== Records shown ==
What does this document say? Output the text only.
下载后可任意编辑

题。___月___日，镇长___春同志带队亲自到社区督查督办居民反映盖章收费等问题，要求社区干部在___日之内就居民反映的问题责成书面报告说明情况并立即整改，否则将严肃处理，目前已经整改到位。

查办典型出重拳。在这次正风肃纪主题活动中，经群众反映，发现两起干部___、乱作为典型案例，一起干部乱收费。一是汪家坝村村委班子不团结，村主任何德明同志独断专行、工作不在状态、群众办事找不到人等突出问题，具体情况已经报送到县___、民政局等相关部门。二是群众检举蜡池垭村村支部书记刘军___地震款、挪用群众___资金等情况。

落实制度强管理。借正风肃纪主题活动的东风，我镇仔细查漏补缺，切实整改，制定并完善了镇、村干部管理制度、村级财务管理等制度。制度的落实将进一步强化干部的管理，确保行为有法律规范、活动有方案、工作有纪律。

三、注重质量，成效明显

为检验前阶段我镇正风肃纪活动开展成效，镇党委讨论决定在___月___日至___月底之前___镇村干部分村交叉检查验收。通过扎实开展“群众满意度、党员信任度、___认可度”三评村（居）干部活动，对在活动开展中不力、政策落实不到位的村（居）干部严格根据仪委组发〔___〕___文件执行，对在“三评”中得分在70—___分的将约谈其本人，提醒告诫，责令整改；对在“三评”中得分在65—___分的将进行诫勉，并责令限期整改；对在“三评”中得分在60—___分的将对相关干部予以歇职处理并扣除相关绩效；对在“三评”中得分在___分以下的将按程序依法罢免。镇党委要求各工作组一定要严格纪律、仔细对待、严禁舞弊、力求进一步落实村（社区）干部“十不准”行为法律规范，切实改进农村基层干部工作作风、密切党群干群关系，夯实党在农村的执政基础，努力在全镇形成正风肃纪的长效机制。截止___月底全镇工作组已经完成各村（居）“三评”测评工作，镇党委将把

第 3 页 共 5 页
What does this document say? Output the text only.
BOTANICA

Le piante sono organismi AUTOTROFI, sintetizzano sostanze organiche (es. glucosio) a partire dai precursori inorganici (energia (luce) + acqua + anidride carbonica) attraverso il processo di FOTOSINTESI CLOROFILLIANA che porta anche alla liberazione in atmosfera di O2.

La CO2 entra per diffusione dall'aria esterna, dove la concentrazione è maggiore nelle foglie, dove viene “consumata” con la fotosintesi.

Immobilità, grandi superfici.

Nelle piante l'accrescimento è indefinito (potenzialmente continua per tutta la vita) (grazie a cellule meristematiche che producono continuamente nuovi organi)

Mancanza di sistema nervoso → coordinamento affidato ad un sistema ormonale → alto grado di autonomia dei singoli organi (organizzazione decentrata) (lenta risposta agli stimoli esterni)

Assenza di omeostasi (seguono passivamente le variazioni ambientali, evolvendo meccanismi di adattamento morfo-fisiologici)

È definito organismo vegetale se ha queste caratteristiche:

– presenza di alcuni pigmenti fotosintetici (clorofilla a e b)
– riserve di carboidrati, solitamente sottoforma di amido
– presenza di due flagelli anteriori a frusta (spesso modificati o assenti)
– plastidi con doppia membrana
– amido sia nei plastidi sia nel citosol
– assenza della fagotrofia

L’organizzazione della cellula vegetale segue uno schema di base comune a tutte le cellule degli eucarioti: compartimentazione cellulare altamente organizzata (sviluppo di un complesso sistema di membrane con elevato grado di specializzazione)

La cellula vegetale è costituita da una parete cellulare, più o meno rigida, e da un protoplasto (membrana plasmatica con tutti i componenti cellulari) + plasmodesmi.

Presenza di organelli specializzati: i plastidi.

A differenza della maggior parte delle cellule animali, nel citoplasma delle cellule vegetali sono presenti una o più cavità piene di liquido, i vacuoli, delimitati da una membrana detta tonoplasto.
===
== Records shown ==
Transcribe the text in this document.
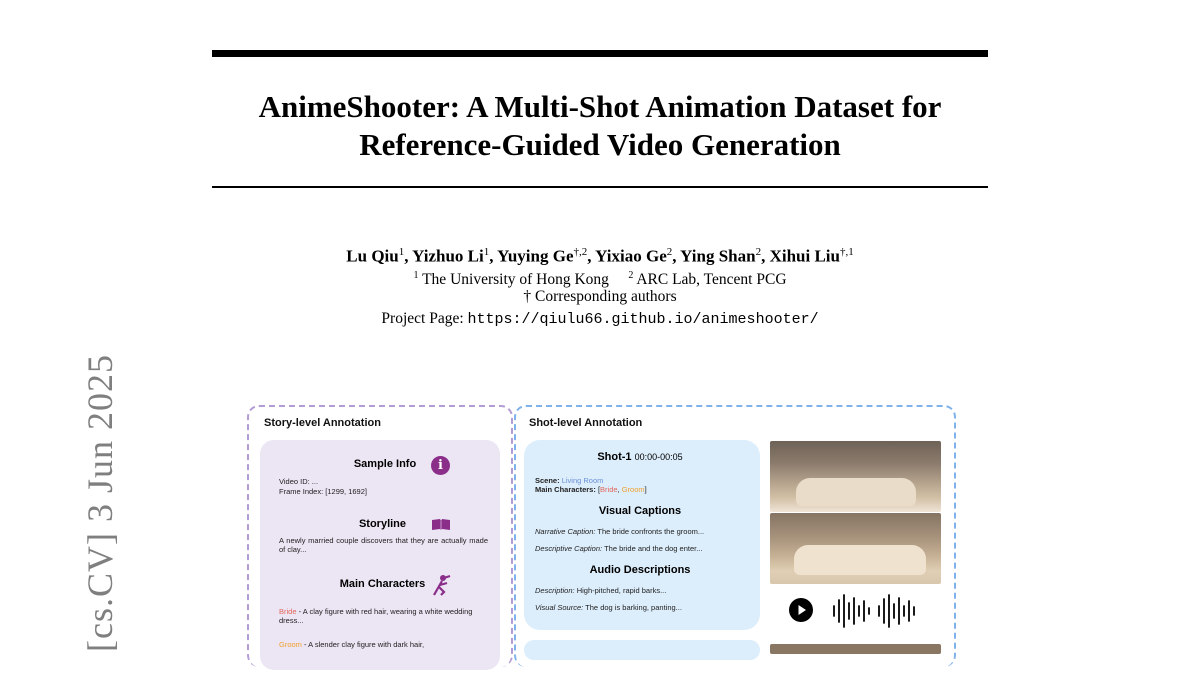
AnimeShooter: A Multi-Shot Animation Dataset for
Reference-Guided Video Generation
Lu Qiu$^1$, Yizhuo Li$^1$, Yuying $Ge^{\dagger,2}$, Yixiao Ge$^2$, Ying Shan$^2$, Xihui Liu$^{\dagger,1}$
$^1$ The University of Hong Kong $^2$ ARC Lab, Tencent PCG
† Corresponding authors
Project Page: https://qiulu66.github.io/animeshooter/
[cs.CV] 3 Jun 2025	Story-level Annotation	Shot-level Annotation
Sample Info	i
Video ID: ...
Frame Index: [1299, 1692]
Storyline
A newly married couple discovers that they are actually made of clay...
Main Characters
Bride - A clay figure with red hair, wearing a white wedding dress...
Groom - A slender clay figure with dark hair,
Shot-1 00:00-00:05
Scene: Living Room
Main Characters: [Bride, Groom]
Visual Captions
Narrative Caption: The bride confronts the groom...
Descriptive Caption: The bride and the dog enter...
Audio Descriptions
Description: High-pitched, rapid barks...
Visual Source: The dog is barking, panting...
===
**Task requirements**
Where a line holds "Video", copy that line.

**Worked answer**
Reference-Guided Video Generation
Video ID: ...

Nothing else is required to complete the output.